### Data for processing ###
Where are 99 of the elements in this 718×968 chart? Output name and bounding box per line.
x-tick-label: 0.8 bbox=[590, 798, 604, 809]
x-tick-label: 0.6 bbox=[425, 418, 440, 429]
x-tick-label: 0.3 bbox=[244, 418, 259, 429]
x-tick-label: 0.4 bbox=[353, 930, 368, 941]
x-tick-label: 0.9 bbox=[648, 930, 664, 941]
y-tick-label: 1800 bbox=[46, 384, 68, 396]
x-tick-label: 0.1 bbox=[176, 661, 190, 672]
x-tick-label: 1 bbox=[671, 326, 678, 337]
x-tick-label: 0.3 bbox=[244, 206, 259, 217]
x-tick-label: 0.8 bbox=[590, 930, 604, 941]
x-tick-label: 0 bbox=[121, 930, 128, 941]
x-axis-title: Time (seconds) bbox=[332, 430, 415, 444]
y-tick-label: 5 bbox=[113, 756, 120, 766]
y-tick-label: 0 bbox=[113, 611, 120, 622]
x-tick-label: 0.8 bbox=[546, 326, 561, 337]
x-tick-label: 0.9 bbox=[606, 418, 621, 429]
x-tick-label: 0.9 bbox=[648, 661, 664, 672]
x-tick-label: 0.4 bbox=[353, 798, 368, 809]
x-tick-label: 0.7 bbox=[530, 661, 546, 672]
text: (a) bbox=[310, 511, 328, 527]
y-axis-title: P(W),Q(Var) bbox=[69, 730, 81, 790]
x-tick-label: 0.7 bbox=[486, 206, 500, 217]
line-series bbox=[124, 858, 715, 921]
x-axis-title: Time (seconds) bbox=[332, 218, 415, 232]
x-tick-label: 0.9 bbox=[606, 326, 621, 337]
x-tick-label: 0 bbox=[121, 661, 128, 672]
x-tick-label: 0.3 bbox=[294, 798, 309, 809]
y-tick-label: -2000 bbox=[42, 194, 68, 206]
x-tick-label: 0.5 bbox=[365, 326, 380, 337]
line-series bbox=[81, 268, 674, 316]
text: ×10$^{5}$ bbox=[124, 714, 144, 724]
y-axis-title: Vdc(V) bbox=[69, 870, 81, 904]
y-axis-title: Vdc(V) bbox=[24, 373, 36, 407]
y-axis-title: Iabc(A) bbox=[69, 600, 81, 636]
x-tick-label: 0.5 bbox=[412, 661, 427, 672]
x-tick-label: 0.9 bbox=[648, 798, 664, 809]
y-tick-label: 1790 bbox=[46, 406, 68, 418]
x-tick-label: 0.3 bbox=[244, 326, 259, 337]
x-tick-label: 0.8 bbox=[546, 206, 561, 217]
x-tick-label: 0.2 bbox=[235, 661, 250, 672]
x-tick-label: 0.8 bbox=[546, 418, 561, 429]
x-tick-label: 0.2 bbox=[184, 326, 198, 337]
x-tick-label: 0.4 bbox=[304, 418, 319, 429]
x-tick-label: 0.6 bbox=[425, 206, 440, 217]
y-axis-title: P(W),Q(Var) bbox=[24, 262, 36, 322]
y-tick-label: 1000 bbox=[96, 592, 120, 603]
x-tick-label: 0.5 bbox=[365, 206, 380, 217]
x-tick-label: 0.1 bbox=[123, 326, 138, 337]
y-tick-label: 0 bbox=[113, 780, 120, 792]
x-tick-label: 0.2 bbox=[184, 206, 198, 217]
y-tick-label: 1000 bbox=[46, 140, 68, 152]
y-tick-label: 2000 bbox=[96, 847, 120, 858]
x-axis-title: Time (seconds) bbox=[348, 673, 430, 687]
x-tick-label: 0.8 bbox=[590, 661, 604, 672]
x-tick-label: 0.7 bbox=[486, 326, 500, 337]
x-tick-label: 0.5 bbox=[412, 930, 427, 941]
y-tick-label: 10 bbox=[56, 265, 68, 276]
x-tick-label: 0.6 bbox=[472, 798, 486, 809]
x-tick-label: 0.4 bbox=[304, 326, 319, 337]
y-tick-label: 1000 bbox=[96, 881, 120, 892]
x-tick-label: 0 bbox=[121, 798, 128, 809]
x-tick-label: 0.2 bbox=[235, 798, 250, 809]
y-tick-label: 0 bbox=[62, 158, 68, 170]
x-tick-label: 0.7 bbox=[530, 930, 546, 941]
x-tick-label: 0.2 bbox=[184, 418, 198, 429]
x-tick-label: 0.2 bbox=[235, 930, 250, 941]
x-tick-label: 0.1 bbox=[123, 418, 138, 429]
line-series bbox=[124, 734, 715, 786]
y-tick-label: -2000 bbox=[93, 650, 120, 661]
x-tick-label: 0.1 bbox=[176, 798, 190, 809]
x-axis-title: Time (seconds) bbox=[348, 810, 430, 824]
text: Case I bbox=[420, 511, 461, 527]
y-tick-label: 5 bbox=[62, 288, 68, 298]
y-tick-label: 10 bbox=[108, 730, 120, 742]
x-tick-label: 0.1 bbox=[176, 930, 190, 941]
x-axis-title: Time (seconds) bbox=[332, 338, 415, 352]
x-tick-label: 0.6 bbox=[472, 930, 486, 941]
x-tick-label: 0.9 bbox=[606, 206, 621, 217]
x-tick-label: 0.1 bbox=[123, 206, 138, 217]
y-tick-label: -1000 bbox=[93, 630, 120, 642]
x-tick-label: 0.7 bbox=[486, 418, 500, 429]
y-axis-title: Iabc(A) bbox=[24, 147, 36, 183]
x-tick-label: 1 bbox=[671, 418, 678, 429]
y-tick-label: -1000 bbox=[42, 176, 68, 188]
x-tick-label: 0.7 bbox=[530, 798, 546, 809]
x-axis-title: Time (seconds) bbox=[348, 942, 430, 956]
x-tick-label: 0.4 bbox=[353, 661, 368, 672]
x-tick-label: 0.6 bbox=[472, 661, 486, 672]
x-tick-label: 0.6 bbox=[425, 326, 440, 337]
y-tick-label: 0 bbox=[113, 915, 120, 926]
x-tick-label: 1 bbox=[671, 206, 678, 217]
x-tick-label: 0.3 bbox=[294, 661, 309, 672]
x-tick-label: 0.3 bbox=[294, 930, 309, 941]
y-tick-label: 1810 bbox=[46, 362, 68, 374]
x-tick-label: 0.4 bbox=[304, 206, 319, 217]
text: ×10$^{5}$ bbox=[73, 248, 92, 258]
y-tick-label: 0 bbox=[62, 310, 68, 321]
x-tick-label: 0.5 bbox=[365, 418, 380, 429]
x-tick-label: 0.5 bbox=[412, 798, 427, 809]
###
Reproduce every line of the listing above, word for word and in the same order.

Where are 99 of the elements in this 718×968 chart? Output name and bounding box per line.
x-tick-label: 0.8 bbox=[590, 798, 604, 809]
x-tick-label: 0.6 bbox=[425, 418, 440, 429]
x-tick-label: 0.3 bbox=[244, 418, 259, 429]
x-tick-label: 0.4 bbox=[353, 930, 368, 941]
x-tick-label: 0.9 bbox=[648, 930, 664, 941]
y-tick-label: 1800 bbox=[46, 384, 68, 396]
x-tick-label: 0.1 bbox=[176, 661, 190, 672]
x-tick-label: 1 bbox=[671, 326, 678, 337]
x-tick-label: 0.3 bbox=[244, 206, 259, 217]
x-tick-label: 0.8 bbox=[590, 930, 604, 941]
x-tick-label: 0 bbox=[121, 930, 128, 941]
x-axis-title: Time (seconds) bbox=[332, 430, 415, 444]
y-tick-label: 5 bbox=[113, 756, 120, 766]
y-tick-label: 0 bbox=[113, 611, 120, 622]
x-tick-label: 0.8 bbox=[546, 326, 561, 337]
x-tick-label: 0.9 bbox=[606, 418, 621, 429]
x-tick-label: 0.9 bbox=[648, 661, 664, 672]
x-tick-label: 0.4 bbox=[353, 798, 368, 809]
x-tick-label: 0.7 bbox=[530, 661, 546, 672]
text: (a) bbox=[310, 511, 328, 527]
y-axis-title: P(W),Q(Var) bbox=[69, 730, 81, 790]
x-tick-label: 0.7 bbox=[486, 206, 500, 217]
line-series bbox=[124, 858, 715, 921]
x-axis-title: Time (seconds) bbox=[332, 218, 415, 232]
x-tick-label: 0.9 bbox=[606, 326, 621, 337]
x-tick-label: 0 bbox=[121, 661, 128, 672]
x-tick-label: 0.3 bbox=[294, 798, 309, 809]
y-tick-label: -2000 bbox=[42, 194, 68, 206]
x-tick-label: 0.5 bbox=[365, 326, 380, 337]
line-series bbox=[81, 268, 674, 316]
text: ×10$^{5}$ bbox=[124, 714, 144, 724]
y-axis-title: Vdc(V) bbox=[69, 870, 81, 904]
y-axis-title: Vdc(V) bbox=[24, 373, 36, 407]
y-axis-title: Iabc(A) bbox=[69, 600, 81, 636]
x-tick-label: 0.5 bbox=[412, 661, 427, 672]
x-tick-label: 0.9 bbox=[648, 798, 664, 809]
y-tick-label: 1790 bbox=[46, 406, 68, 418]
x-tick-label: 0.3 bbox=[244, 326, 259, 337]
x-tick-label: 0.8 bbox=[546, 206, 561, 217]
x-tick-label: 0.2 bbox=[235, 661, 250, 672]
x-tick-label: 0.8 bbox=[546, 418, 561, 429]
x-tick-label: 0.2 bbox=[184, 326, 198, 337]
x-tick-label: 0.4 bbox=[304, 418, 319, 429]
x-tick-label: 0.6 bbox=[425, 206, 440, 217]
y-axis-title: P(W),Q(Var) bbox=[24, 262, 36, 322]
y-tick-label: 1000 bbox=[96, 592, 120, 603]
x-tick-label: 0.5 bbox=[365, 206, 380, 217]
x-tick-label: 0.1 bbox=[123, 326, 138, 337]
y-tick-label: 0 bbox=[113, 780, 120, 792]
x-tick-label: 0.2 bbox=[184, 206, 198, 217]
y-tick-label: 1000 bbox=[46, 140, 68, 152]
y-tick-label: 2000 bbox=[96, 847, 120, 858]
x-axis-title: Time (seconds) bbox=[348, 673, 430, 687]
x-tick-label: 0.8 bbox=[590, 661, 604, 672]
x-tick-label: 0.7 bbox=[486, 326, 500, 337]
x-tick-label: 0.5 bbox=[412, 930, 427, 941]
y-tick-label: 10 bbox=[56, 265, 68, 276]
x-tick-label: 0.6 bbox=[472, 798, 486, 809]
x-tick-label: 0.4 bbox=[304, 326, 319, 337]
y-tick-label: 1000 bbox=[96, 881, 120, 892]
x-tick-label: 0 bbox=[121, 798, 128, 809]
x-tick-label: 0.2 bbox=[235, 798, 250, 809]
y-tick-label: 0 bbox=[62, 158, 68, 170]
x-tick-label: 0.7 bbox=[530, 930, 546, 941]
x-tick-label: 0.2 bbox=[184, 418, 198, 429]
x-tick-label: 0.2 bbox=[235, 930, 250, 941]
x-tick-label: 0.1 bbox=[123, 418, 138, 429]
line-series bbox=[124, 734, 715, 786]
y-tick-label: -2000 bbox=[93, 650, 120, 661]
x-tick-label: 0.1 bbox=[176, 798, 190, 809]
x-axis-title: Time (seconds) bbox=[348, 810, 430, 824]
text: Case I bbox=[420, 511, 461, 527]
y-tick-label: 5 bbox=[62, 288, 68, 298]
y-tick-label: 10 bbox=[108, 730, 120, 742]
x-tick-label: 0.1 bbox=[176, 930, 190, 941]
x-axis-title: Time (seconds) bbox=[332, 338, 415, 352]
x-tick-label: 0.6 bbox=[472, 930, 486, 941]
x-tick-label: 0.9 bbox=[606, 206, 621, 217]
x-tick-label: 0.1 bbox=[123, 206, 138, 217]
y-tick-label: -1000 bbox=[93, 630, 120, 642]
x-tick-label: 0.7 bbox=[486, 418, 500, 429]
y-axis-title: Iabc(A) bbox=[24, 147, 36, 183]
x-tick-label: 1 bbox=[671, 418, 678, 429]
y-tick-label: -1000 bbox=[42, 176, 68, 188]
x-tick-label: 0.7 bbox=[530, 798, 546, 809]
x-axis-title: Time (seconds) bbox=[348, 942, 430, 956]
x-tick-label: 0.4 bbox=[353, 661, 368, 672]
x-tick-label: 0.6 bbox=[472, 661, 486, 672]
x-tick-label: 0.6 bbox=[425, 326, 440, 337]
y-tick-label: 0 bbox=[113, 915, 120, 926]
x-tick-label: 1 bbox=[671, 206, 678, 217]
x-tick-label: 0.3 bbox=[294, 661, 309, 672]
x-tick-label: 0.3 bbox=[294, 930, 309, 941]
y-tick-label: 1810 bbox=[46, 362, 68, 374]
x-tick-label: 0.4 bbox=[304, 206, 319, 217]
text: ×10$^{5}$ bbox=[73, 248, 92, 258]
y-tick-label: 0 bbox=[62, 310, 68, 321]
x-tick-label: 0.5 bbox=[365, 418, 380, 429]
x-tick-label: 0.5 bbox=[412, 798, 427, 809]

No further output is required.